_WORKING DATA_.
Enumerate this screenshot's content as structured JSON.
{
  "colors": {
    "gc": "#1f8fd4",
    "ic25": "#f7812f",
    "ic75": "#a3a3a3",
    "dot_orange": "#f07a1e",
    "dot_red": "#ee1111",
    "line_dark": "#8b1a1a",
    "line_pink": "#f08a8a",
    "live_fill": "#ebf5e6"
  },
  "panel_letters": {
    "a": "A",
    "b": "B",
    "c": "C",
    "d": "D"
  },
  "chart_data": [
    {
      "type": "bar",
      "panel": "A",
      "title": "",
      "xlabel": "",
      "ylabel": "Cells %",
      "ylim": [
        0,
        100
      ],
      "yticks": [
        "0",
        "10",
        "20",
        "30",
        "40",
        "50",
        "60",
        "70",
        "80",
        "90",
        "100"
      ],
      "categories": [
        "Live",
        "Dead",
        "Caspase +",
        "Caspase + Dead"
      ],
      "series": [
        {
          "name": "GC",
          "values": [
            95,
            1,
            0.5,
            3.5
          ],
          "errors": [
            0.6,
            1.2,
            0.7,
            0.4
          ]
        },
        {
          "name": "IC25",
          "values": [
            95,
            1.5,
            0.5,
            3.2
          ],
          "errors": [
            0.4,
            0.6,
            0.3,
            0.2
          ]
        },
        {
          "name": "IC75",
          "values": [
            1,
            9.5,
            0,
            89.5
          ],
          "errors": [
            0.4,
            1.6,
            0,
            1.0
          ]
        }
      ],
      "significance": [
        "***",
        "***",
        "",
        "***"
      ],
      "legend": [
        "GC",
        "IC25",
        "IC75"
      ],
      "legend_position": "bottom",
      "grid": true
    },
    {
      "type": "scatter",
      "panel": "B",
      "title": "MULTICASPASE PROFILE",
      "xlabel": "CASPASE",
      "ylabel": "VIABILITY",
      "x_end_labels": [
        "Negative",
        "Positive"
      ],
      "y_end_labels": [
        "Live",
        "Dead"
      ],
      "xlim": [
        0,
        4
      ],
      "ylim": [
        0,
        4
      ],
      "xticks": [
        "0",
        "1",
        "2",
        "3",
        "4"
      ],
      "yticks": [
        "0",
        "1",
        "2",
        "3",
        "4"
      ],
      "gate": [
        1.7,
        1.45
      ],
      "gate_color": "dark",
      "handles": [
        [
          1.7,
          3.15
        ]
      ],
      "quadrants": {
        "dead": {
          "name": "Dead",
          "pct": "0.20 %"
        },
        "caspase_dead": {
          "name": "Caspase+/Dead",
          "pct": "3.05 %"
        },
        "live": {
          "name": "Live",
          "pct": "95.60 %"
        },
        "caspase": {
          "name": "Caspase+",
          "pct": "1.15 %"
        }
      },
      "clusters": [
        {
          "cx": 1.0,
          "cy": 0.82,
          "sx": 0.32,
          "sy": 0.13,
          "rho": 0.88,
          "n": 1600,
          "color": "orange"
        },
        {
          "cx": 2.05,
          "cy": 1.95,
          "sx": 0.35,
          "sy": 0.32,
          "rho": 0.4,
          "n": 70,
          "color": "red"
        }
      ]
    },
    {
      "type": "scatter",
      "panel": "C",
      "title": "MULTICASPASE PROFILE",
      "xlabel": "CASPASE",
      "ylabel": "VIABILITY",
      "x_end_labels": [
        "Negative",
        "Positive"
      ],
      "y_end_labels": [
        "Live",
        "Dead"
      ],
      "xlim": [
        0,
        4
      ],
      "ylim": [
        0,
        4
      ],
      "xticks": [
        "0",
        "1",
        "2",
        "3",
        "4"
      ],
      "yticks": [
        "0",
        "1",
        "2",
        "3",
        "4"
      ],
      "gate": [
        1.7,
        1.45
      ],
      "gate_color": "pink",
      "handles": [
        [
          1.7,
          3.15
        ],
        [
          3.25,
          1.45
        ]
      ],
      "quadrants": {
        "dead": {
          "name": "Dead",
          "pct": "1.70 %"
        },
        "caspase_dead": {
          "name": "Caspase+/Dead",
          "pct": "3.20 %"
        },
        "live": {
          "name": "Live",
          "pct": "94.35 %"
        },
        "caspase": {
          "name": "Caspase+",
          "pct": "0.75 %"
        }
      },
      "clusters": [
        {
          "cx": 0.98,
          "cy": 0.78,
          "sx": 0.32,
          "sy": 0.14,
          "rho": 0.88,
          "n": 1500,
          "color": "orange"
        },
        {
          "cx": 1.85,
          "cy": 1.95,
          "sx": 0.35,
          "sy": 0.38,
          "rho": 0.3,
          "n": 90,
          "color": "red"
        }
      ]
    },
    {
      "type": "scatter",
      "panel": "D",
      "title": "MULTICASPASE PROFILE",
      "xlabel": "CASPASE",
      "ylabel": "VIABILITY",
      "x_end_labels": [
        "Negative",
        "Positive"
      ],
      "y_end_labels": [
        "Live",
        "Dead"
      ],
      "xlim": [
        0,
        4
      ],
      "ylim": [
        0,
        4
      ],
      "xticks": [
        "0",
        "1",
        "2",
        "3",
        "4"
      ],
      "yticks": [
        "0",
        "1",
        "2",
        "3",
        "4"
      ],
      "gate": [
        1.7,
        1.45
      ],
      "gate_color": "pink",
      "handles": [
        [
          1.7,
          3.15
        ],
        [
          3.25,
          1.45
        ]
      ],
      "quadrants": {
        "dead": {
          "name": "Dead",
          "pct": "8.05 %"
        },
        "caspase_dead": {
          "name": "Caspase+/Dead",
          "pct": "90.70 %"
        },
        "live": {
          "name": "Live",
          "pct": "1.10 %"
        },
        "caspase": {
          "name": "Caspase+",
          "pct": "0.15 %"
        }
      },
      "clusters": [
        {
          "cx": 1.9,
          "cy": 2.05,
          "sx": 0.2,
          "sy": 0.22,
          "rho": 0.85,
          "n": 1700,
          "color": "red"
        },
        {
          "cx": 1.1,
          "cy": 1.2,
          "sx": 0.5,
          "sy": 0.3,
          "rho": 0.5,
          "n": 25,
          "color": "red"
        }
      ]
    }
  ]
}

_THE TASK_. Repeat the data precisely, reproducing every entry.

_TASK RESULT_.
Enumerate this screenshot's content as structured JSON.
{
  "colors": {
    "gc": "#1f8fd4",
    "ic25": "#f7812f",
    "ic75": "#a3a3a3",
    "dot_orange": "#f07a1e",
    "dot_red": "#ee1111",
    "line_dark": "#8b1a1a",
    "line_pink": "#f08a8a",
    "live_fill": "#ebf5e6"
  },
  "panel_letters": {
    "a": "A",
    "b": "B",
    "c": "C",
    "d": "D"
  },
  "chart_data": [
    {
      "type": "bar",
      "panel": "A",
      "title": "",
      "xlabel": "",
      "ylabel": "Cells %",
      "ylim": [
        0,
        100
      ],
      "yticks": [
        "0",
        "10",
        "20",
        "30",
        "40",
        "50",
        "60",
        "70",
        "80",
        "90",
        "100"
      ],
      "categories": [
        "Live",
        "Dead",
        "Caspase +",
        "Caspase + Dead"
      ],
      "series": [
        {
          "name": "GC",
          "values": [
            95,
            1,
            0.5,
            3.5
          ],
          "errors": [
            0.6,
            1.2,
            0.7,
            0.4
          ]
        },
        {
          "name": "IC25",
          "values": [
            95,
            1.5,
            0.5,
            3.2
          ],
          "errors": [
            0.4,
            0.6,
            0.3,
            0.2
          ]
        },
        {
          "name": "IC75",
          "values": [
            1,
            9.5,
            0,
            89.5
          ],
          "errors": [
            0.4,
            1.6,
            0,
            1.0
          ]
        }
      ],
      "significance": [
        "***",
        "***",
        "",
        "***"
      ],
      "legend": [
        "GC",
        "IC25",
        "IC75"
      ],
      "legend_position": "bottom",
      "grid": true
    },
    {
      "type": "scatter",
      "panel": "B",
      "title": "MULTICASPASE PROFILE",
      "xlabel": "CASPASE",
      "ylabel": "VIABILITY",
      "x_end_labels": [
        "Negative",
        "Positive"
      ],
      "y_end_labels": [
        "Live",
        "Dead"
      ],
      "xlim": [
        0,
        4
      ],
      "ylim": [
        0,
        4
      ],
      "xticks": [
        "0",
        "1",
        "2",
        "3",
        "4"
      ],
      "yticks": [
        "0",
        "1",
        "2",
        "3",
        "4"
      ],
      "gate": [
        1.7,
        1.45
      ],
      "gate_color": "dark",
      "handles": [
        [
          1.7,
          3.15
        ]
      ],
      "quadrants": {
        "dead": {
          "name": "Dead",
          "pct": "0.20 %"
        },
        "caspase_dead": {
          "name": "Caspase+/Dead",
          "pct": "3.05 %"
        },
        "live": {
          "name": "Live",
          "pct": "95.60 %"
        },
        "caspase": {
          "name": "Caspase+",
          "pct": "1.15 %"
        }
      },
      "clusters": [
        {
          "cx": 1.0,
          "cy": 0.82,
          "sx": 0.32,
          "sy": 0.13,
          "rho": 0.88,
          "n": 1600,
          "color": "orange"
        },
        {
          "cx": 2.05,
          "cy": 1.95,
          "sx": 0.35,
          "sy": 0.32,
          "rho": 0.4,
          "n": 70,
          "color": "red"
        }
      ]
    },
    {
      "type": "scatter",
      "panel": "C",
      "title": "MULTICASPASE PROFILE",
      "xlabel": "CASPASE",
      "ylabel": "VIABILITY",
      "x_end_labels": [
        "Negative",
        "Positive"
      ],
      "y_end_labels": [
        "Live",
        "Dead"
      ],
      "xlim": [
        0,
        4
      ],
      "ylim": [
        0,
        4
      ],
      "xticks": [
        "0",
        "1",
        "2",
        "3",
        "4"
      ],
      "yticks": [
        "0",
        "1",
        "2",
        "3",
        "4"
      ],
      "gate": [
        1.7,
        1.45
      ],
      "gate_color": "pink",
      "handles": [
        [
          1.7,
          3.15
        ],
        [
          3.25,
          1.45
        ]
      ],
      "quadrants": {
        "dead": {
          "name": "Dead",
          "pct": "1.70 %"
        },
        "caspase_dead": {
          "name": "Caspase+/Dead",
          "pct": "3.20 %"
        },
        "live": {
          "name": "Live",
          "pct": "94.35 %"
        },
        "caspase": {
          "name": "Caspase+",
          "pct": "0.75 %"
        }
      },
      "clusters": [
        {
          "cx": 0.98,
          "cy": 0.78,
          "sx": 0.32,
          "sy": 0.14,
          "rho": 0.88,
          "n": 1500,
          "color": "orange"
        },
        {
          "cx": 1.85,
          "cy": 1.95,
          "sx": 0.35,
          "sy": 0.38,
          "rho": 0.3,
          "n": 90,
          "color": "red"
        }
      ]
    },
    {
      "type": "scatter",
      "panel": "D",
      "title": "MULTICASPASE PROFILE",
      "xlabel": "CASPASE",
      "ylabel": "VIABILITY",
      "x_end_labels": [
        "Negative",
        "Positive"
      ],
      "y_end_labels": [
        "Live",
        "Dead"
      ],
      "xlim": [
        0,
        4
      ],
      "ylim": [
        0,
        4
      ],
      "xticks": [
        "0",
        "1",
        "2",
        "3",
        "4"
      ],
      "yticks": [
        "0",
        "1",
        "2",
        "3",
        "4"
      ],
      "gate": [
        1.7,
        1.45
      ],
      "gate_color": "pink",
      "handles": [
        [
          1.7,
          3.15
        ],
        [
          3.25,
          1.45
        ]
      ],
      "quadrants": {
        "dead": {
          "name": "Dead",
          "pct": "8.05 %"
        },
        "caspase_dead": {
          "name": "Caspase+/Dead",
          "pct": "90.70 %"
        },
        "live": {
          "name": "Live",
          "pct": "1.10 %"
        },
        "caspase": {
          "name": "Caspase+",
          "pct": "0.15 %"
        }
      },
      "clusters": [
        {
          "cx": 1.9,
          "cy": 2.05,
          "sx": 0.2,
          "sy": 0.22,
          "rho": 0.85,
          "n": 1700,
          "color": "red"
        },
        {
          "cx": 1.1,
          "cy": 1.2,
          "sx": 0.5,
          "sy": 0.3,
          "rho": 0.5,
          "n": 25,
          "color": "red"
        }
      ]
    }
  ]
}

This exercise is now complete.